## Request
Exactly as written, print each record in the listing.

## Records shown

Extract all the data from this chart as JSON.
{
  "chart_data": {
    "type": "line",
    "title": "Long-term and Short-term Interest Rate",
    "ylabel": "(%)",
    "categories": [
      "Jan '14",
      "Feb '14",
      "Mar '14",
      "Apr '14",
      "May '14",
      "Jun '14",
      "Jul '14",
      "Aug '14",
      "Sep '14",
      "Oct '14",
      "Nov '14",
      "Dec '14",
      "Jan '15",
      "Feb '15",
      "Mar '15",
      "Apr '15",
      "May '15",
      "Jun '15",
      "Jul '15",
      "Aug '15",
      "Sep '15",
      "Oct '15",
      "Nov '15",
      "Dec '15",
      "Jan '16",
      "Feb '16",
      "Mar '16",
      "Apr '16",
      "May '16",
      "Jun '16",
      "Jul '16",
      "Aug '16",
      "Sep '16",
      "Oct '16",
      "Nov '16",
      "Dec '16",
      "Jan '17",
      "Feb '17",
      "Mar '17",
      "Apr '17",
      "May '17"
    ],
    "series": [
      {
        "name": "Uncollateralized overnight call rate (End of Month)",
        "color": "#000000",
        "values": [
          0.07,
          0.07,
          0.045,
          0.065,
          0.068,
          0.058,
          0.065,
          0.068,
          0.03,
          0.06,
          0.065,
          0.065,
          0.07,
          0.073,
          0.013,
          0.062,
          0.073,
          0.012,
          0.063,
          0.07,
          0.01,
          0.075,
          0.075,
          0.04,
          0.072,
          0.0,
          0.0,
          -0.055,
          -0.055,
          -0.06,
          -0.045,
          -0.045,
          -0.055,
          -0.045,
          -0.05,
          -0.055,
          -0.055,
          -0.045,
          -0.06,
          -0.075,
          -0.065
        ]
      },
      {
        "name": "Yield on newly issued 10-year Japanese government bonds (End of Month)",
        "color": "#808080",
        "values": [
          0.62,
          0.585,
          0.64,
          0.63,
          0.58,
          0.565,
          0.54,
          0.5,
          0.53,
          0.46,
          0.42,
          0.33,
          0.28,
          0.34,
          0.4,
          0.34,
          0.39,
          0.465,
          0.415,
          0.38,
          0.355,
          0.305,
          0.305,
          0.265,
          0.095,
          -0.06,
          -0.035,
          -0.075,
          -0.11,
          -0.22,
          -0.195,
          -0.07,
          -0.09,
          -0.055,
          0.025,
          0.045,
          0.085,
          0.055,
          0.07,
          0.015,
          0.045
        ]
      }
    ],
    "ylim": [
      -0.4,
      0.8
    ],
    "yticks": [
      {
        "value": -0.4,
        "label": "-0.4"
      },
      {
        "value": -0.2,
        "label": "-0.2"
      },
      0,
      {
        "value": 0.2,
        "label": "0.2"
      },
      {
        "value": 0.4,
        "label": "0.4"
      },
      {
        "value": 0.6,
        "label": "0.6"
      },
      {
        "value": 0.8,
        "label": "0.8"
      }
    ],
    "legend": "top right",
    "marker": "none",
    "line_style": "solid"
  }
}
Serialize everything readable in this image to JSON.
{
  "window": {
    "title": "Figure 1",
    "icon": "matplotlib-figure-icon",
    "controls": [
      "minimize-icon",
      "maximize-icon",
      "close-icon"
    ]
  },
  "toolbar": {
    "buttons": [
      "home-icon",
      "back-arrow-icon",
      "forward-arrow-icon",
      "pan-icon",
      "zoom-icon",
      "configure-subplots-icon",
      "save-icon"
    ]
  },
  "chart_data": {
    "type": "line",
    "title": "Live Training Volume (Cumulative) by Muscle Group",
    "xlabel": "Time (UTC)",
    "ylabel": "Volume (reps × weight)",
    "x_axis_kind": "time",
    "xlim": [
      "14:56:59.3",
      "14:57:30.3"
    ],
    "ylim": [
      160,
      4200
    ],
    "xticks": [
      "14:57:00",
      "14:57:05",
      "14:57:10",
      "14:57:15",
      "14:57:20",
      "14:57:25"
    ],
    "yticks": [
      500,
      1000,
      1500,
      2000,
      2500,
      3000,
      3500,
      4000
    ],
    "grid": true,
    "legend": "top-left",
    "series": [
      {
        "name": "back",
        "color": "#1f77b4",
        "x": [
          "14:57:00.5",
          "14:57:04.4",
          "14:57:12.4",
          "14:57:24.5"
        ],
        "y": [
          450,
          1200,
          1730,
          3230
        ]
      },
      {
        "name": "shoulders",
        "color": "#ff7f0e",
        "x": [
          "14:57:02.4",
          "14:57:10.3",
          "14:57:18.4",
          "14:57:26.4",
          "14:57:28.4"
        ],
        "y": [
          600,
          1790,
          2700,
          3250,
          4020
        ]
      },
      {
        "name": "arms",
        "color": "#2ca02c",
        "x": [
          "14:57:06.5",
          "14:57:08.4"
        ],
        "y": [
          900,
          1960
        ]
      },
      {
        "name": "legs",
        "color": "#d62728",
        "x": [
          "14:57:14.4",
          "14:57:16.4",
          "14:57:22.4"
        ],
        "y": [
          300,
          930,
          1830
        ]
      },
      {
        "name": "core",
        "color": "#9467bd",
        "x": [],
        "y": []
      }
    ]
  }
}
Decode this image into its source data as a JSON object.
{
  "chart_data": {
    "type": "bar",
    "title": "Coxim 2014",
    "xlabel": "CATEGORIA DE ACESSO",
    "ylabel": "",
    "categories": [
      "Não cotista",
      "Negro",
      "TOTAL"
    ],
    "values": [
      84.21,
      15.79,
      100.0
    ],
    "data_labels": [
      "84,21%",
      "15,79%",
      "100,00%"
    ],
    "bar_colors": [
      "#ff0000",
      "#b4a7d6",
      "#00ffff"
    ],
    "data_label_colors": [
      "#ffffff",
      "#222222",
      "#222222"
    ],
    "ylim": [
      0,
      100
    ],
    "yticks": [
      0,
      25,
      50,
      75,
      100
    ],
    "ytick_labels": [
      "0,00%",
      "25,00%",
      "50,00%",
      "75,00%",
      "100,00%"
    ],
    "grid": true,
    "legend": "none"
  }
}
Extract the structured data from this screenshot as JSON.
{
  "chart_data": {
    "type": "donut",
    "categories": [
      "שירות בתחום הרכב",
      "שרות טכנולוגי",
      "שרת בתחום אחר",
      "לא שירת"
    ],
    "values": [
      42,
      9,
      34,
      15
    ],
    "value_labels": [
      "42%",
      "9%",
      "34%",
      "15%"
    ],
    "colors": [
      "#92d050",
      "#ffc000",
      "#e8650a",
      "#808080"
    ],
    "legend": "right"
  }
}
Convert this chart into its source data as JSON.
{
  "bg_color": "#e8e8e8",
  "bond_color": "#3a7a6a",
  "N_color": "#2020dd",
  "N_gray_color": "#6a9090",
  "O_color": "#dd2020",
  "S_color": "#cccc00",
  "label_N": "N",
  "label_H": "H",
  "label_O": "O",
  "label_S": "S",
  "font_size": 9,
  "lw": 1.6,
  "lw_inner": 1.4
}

## Answer to the exercise
Extract all the data from this chart as JSON.
{
  "chart_data": {
    "type": "line",
    "title": "Long-term and Short-term Interest Rate",
    "ylabel": "(%)",
    "categories": [
      "Jan '14",
      "Feb '14",
      "Mar '14",
      "Apr '14",
      "May '14",
      "Jun '14",
      "Jul '14",
      "Aug '14",
      "Sep '14",
      "Oct '14",
      "Nov '14",
      "Dec '14",
      "Jan '15",
      "Feb '15",
      "Mar '15",
      "Apr '15",
      "May '15",
      "Jun '15",
      "Jul '15",
      "Aug '15",
      "Sep '15",
      "Oct '15",
      "Nov '15",
      "Dec '15",
      "Jan '16",
      "Feb '16",
      "Mar '16",
      "Apr '16",
      "May '16",
      "Jun '16",
      "Jul '16",
      "Aug '16",
      "Sep '16",
      "Oct '16",
      "Nov '16",
      "Dec '16",
      "Jan '17",
      "Feb '17",
      "Mar '17",
      "Apr '17",
      "May '17"
    ],
    "series": [
      {
        "name": "Uncollateralized overnight call rate (End of Month)",
        "color": "#000000",
        "values": [
          0.07,
          0.07,
          0.045,
          0.065,
          0.068,
          0.058,
          0.065,
          0.068,
          0.03,
          0.06,
          0.065,
          0.065,
          0.07,
          0.073,
          0.013,
          0.062,
          0.073,
          0.012,
          0.063,
          0.07,
          0.01,
          0.075,
          0.075,
          0.04,
          0.072,
          0.0,
          0.0,
          -0.055,
          -0.055,
          -0.06,
          -0.045,
          -0.045,
          -0.055,
          -0.045,
          -0.05,
          -0.055,
          -0.055,
          -0.045,
          -0.06,
          -0.075,
          -0.065
        ]
      },
      {
        "name": "Yield on newly issued 10-year Japanese government bonds (End of Month)",
        "color": "#808080",
        "values": [
          0.62,
          0.585,
          0.64,
          0.63,
          0.58,
          0.565,
          0.54,
          0.5,
          0.53,
          0.46,
          0.42,
          0.33,
          0.28,
          0.34,
          0.4,
          0.34,
          0.39,
          0.465,
          0.415,
          0.38,
          0.355,
          0.305,
          0.305,
          0.265,
          0.095,
          -0.06,
          -0.035,
          -0.075,
          -0.11,
          -0.22,
          -0.195,
          -0.07,
          -0.09,
          -0.055,
          0.025,
          0.045,
          0.085,
          0.055,
          0.07,
          0.015,
          0.045
        ]
      }
    ],
    "ylim": [
      -0.4,
      0.8
    ],
    "yticks": [
      {
        "value": -0.4,
        "label": "-0.4"
      },
      {
        "value": -0.2,
        "label": "-0.2"
      },
      0,
      {
        "value": 0.2,
        "label": "0.2"
      },
      {
        "value": 0.4,
        "label": "0.4"
      },
      {
        "value": 0.6,
        "label": "0.6"
      },
      {
        "value": 0.8,
        "label": "0.8"
      }
    ],
    "legend": "top right",
    "marker": "none",
    "line_style": "solid"
  }
}
Serialize everything readable in this image to JSON.
{
  "window": {
    "title": "Figure 1",
    "icon": "matplotlib-figure-icon",
    "controls": [
      "minimize-icon",
      "maximize-icon",
      "close-icon"
    ]
  },
  "toolbar": {
    "buttons": [
      "home-icon",
      "back-arrow-icon",
      "forward-arrow-icon",
      "pan-icon",
      "zoom-icon",
      "configure-subplots-icon",
      "save-icon"
    ]
  },
  "chart_data": {
    "type": "line",
    "title": "Live Training Volume (Cumulative) by Muscle Group",
    "xlabel": "Time (UTC)",
    "ylabel": "Volume (reps × weight)",
    "x_axis_kind": "time",
    "xlim": [
      "14:56:59.3",
      "14:57:30.3"
    ],
    "ylim": [
      160,
      4200
    ],
    "xticks": [
      "14:57:00",
      "14:57:05",
      "14:57:10",
      "14:57:15",
      "14:57:20",
      "14:57:25"
    ],
    "yticks": [
      500,
      1000,
      1500,
      2000,
      2500,
      3000,
      3500,
      4000
    ],
    "grid": true,
    "legend": "top-left",
    "series": [
      {
        "name": "back",
        "color": "#1f77b4",
        "x": [
          "14:57:00.5",
          "14:57:04.4",
          "14:57:12.4",
          "14:57:24.5"
        ],
        "y": [
          450,
          1200,
          1730,
          3230
        ]
      },
      {
        "name": "shoulders",
        "color": "#ff7f0e",
        "x": [
          "14:57:02.4",
          "14:57:10.3",
          "14:57:18.4",
          "14:57:26.4",
          "14:57:28.4"
        ],
        "y": [
          600,
          1790,
          2700,
          3250,
          4020
        ]
      },
      {
        "name": "arms",
        "color": "#2ca02c",
        "x": [
          "14:57:06.5",
          "14:57:08.4"
        ],
        "y": [
          900,
          1960
        ]
      },
      {
        "name": "legs",
        "color": "#d62728",
        "x": [
          "14:57:14.4",
          "14:57:16.4",
          "14:57:22.4"
        ],
        "y": [
          300,
          930,
          1830
        ]
      },
      {
        "name": "core",
        "color": "#9467bd",
        "x": [],
        "y": []
      }
    ]
  }
}
Decode this image into its source data as a JSON object.
{
  "chart_data": {
    "type": "bar",
    "title": "Coxim 2014",
    "xlabel": "CATEGORIA DE ACESSO",
    "ylabel": "",
    "categories": [
      "Não cotista",
      "Negro",
      "TOTAL"
    ],
    "values": [
      84.21,
      15.79,
      100.0
    ],
    "data_labels": [
      "84,21%",
      "15,79%",
      "100,00%"
    ],
    "bar_colors": [
      "#ff0000",
      "#b4a7d6",
      "#00ffff"
    ],
    "data_label_colors": [
      "#ffffff",
      "#222222",
      "#222222"
    ],
    "ylim": [
      0,
      100
    ],
    "yticks": [
      0,
      25,
      50,
      75,
      100
    ],
    "ytick_labels": [
      "0,00%",
      "25,00%",
      "50,00%",
      "75,00%",
      "100,00%"
    ],
    "grid": true,
    "legend": "none"
  }
}
Extract the structured data from this screenshot as JSON.
{
  "chart_data": {
    "type": "donut",
    "categories": [
      "שירות בתחום הרכב",
      "שרות טכנולוגי",
      "שרת בתחום אחר",
      "לא שירת"
    ],
    "values": [
      42,
      9,
      34,
      15
    ],
    "value_labels": [
      "42%",
      "9%",
      "34%",
      "15%"
    ],
    "colors": [
      "#92d050",
      "#ffc000",
      "#e8650a",
      "#808080"
    ],
    "legend": "right"
  }
}
Convert this chart into its source data as JSON.
{
  "bg_color": "#e8e8e8",
  "bond_color": "#3a7a6a",
  "N_color": "#2020dd",
  "N_gray_color": "#6a9090",
  "O_color": "#dd2020",
  "S_color": "#cccc00",
  "label_N": "N",
  "label_H": "H",
  "label_O": "O",
  "label_S": "S",
  "font_size": 9,
  "lw": 1.6,
  "lw_inner": 1.4
}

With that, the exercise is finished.